** Start WORKING DATA **

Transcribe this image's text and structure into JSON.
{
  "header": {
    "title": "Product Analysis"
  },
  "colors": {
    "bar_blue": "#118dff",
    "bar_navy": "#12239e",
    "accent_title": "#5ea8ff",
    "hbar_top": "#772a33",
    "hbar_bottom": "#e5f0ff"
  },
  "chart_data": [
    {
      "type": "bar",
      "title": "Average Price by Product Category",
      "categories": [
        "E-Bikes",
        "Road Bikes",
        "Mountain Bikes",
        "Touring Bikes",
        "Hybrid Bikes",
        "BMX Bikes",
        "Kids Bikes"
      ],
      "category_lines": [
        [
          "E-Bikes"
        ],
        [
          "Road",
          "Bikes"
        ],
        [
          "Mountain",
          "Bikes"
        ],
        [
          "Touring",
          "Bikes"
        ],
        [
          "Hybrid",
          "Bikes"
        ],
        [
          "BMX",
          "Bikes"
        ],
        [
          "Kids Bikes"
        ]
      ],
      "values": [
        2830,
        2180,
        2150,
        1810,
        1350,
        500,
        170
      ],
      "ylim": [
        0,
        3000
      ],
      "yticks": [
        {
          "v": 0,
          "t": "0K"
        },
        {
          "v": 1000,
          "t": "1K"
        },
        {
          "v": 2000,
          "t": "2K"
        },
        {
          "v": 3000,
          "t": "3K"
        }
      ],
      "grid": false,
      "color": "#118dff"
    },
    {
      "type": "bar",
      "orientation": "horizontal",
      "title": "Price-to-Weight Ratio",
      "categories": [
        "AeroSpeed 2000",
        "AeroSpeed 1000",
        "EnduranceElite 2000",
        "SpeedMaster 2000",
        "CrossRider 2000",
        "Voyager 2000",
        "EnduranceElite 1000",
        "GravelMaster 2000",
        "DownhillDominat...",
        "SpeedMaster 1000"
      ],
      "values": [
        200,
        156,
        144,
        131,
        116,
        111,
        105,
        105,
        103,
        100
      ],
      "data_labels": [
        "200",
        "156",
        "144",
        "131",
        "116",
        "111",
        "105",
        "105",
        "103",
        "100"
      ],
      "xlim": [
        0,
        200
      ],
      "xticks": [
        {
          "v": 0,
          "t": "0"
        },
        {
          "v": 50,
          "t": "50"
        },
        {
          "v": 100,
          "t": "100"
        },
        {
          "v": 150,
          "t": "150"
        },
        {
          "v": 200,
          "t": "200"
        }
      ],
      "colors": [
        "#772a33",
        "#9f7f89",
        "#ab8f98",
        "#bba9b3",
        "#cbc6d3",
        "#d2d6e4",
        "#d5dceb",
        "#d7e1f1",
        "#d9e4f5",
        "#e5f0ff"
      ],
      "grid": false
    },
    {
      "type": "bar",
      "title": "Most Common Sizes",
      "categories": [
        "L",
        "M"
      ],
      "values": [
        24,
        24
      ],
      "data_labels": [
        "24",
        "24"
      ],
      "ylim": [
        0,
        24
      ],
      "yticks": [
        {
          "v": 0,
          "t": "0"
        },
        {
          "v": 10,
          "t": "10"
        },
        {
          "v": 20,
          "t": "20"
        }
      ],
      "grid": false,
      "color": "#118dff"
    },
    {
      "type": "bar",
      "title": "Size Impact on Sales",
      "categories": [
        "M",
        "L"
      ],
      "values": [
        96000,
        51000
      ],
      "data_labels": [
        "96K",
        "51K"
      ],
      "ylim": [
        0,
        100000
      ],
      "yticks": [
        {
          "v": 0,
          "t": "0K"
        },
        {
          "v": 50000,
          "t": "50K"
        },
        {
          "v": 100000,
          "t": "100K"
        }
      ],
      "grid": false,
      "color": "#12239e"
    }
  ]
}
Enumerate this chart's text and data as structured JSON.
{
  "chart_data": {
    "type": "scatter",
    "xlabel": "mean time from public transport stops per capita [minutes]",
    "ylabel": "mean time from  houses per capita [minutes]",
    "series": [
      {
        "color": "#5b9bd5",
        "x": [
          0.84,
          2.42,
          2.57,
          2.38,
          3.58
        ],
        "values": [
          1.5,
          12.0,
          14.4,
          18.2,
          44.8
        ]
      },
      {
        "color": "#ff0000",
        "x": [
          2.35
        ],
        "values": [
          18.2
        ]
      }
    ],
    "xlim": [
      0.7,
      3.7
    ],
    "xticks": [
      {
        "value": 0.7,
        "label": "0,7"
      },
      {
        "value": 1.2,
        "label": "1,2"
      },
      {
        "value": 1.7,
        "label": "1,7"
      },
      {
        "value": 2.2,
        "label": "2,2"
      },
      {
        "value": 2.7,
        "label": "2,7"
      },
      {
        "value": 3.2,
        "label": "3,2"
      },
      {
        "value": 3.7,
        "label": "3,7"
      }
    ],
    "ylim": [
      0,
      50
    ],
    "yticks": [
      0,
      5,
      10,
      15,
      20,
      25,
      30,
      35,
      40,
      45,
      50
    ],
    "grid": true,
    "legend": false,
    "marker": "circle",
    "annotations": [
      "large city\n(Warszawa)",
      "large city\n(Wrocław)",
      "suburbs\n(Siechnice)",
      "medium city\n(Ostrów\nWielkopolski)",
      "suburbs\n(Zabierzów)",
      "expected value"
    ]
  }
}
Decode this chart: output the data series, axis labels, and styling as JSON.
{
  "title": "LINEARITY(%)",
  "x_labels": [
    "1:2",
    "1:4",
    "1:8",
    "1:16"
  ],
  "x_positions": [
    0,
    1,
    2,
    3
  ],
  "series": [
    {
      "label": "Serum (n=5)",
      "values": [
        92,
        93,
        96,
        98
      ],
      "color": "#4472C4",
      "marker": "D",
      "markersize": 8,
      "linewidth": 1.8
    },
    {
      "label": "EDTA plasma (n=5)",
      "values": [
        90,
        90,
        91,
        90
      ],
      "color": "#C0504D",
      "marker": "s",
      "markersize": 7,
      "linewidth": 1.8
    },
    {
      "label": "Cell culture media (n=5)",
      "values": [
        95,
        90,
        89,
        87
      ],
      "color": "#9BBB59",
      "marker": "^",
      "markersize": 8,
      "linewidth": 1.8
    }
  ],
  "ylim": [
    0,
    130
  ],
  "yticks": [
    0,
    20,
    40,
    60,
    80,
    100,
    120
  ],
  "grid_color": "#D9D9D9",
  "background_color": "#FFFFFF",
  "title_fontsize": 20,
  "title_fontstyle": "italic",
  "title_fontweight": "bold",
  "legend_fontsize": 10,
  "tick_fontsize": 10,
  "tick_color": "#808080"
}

** End WORKING DATA **

• [PROMPT] Determine how many lines in the records contain "JSON", and reply with the number only.

• [EXPECTED ANSWER] 3